[Stored entries]
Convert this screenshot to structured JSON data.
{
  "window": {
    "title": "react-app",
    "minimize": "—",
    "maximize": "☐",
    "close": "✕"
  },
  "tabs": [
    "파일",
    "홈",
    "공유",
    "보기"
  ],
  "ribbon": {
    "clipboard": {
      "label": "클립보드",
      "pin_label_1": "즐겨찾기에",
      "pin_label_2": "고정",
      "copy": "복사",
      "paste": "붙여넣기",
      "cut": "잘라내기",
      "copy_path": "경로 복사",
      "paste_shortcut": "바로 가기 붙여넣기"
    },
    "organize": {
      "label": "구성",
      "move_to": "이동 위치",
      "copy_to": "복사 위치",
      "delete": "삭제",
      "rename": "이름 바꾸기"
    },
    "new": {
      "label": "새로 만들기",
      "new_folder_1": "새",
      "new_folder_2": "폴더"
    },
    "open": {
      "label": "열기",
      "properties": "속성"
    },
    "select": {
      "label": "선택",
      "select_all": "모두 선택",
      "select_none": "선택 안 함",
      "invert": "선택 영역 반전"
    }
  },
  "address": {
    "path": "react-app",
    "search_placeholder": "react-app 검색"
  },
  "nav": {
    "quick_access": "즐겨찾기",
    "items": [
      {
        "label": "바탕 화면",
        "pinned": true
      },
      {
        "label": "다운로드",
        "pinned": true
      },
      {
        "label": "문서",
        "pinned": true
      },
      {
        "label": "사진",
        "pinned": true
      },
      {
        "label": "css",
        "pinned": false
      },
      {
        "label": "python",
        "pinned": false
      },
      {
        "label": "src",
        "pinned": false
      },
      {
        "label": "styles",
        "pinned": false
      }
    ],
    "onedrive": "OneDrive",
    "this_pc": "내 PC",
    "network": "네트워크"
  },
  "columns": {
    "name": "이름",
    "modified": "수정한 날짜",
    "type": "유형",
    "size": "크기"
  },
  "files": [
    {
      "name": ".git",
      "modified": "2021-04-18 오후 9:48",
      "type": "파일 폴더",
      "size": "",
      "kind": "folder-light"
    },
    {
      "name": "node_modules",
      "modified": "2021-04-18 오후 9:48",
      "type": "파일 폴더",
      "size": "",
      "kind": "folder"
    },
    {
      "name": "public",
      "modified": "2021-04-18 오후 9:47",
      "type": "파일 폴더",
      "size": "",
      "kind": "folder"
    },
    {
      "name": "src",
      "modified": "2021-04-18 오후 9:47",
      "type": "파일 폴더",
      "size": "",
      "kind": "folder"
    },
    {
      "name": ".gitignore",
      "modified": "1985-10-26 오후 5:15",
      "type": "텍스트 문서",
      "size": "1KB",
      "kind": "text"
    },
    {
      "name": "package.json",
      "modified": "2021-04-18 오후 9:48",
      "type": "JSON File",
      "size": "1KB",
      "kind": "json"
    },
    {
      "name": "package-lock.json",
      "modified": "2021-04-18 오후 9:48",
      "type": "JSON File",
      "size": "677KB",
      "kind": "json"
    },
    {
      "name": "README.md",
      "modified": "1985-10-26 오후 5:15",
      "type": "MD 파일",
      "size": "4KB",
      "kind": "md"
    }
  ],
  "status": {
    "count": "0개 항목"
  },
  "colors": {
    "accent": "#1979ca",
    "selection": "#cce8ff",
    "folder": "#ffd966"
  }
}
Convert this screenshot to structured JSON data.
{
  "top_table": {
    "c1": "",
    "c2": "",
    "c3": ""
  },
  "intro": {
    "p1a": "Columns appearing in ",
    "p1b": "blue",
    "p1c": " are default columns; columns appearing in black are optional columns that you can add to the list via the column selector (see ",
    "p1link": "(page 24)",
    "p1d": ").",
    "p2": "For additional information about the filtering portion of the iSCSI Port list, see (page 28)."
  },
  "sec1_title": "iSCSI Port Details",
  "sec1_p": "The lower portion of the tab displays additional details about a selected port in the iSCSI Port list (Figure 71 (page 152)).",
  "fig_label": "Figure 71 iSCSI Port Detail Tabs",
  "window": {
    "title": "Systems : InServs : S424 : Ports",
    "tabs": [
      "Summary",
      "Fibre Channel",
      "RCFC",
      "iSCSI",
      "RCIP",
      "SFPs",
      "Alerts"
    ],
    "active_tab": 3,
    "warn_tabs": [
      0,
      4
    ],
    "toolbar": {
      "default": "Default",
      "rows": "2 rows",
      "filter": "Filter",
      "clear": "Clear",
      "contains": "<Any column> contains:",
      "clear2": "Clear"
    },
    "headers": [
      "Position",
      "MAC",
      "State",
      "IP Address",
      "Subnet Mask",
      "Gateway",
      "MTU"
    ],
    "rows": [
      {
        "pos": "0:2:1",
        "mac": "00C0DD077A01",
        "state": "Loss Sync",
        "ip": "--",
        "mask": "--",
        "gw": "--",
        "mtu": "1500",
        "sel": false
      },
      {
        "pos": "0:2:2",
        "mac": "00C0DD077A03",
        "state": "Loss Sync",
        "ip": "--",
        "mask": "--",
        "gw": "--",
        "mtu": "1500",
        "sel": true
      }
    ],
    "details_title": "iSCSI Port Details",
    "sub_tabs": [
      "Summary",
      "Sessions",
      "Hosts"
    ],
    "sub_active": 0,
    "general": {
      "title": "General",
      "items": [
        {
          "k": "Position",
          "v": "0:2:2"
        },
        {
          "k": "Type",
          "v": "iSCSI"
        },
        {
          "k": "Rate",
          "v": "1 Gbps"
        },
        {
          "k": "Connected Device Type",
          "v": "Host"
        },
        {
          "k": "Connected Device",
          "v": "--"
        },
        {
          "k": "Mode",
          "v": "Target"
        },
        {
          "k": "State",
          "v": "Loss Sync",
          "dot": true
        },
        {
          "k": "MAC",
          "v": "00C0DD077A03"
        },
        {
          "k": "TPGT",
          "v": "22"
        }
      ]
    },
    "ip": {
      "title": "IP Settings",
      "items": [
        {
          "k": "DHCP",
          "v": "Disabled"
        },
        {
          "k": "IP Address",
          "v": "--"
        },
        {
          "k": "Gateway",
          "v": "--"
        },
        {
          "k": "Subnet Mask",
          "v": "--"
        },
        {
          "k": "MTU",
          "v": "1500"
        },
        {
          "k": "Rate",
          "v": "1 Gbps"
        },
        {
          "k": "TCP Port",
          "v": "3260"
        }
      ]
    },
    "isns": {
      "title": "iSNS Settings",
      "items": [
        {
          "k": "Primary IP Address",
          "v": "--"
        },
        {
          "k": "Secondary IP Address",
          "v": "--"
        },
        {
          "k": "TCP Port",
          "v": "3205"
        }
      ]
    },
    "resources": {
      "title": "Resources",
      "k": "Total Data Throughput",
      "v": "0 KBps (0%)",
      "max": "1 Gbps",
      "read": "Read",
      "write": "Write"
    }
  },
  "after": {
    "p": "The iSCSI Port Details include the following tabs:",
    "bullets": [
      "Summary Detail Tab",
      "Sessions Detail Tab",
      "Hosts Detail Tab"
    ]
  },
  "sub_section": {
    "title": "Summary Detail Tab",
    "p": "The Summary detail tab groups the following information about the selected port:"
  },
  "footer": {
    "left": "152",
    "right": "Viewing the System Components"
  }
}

Short task
Identify every line where the string "react" appears.

Exercise result
    "title": "react-app",
    "path": "react-app",
    "search_placeholder": "react-app 검색"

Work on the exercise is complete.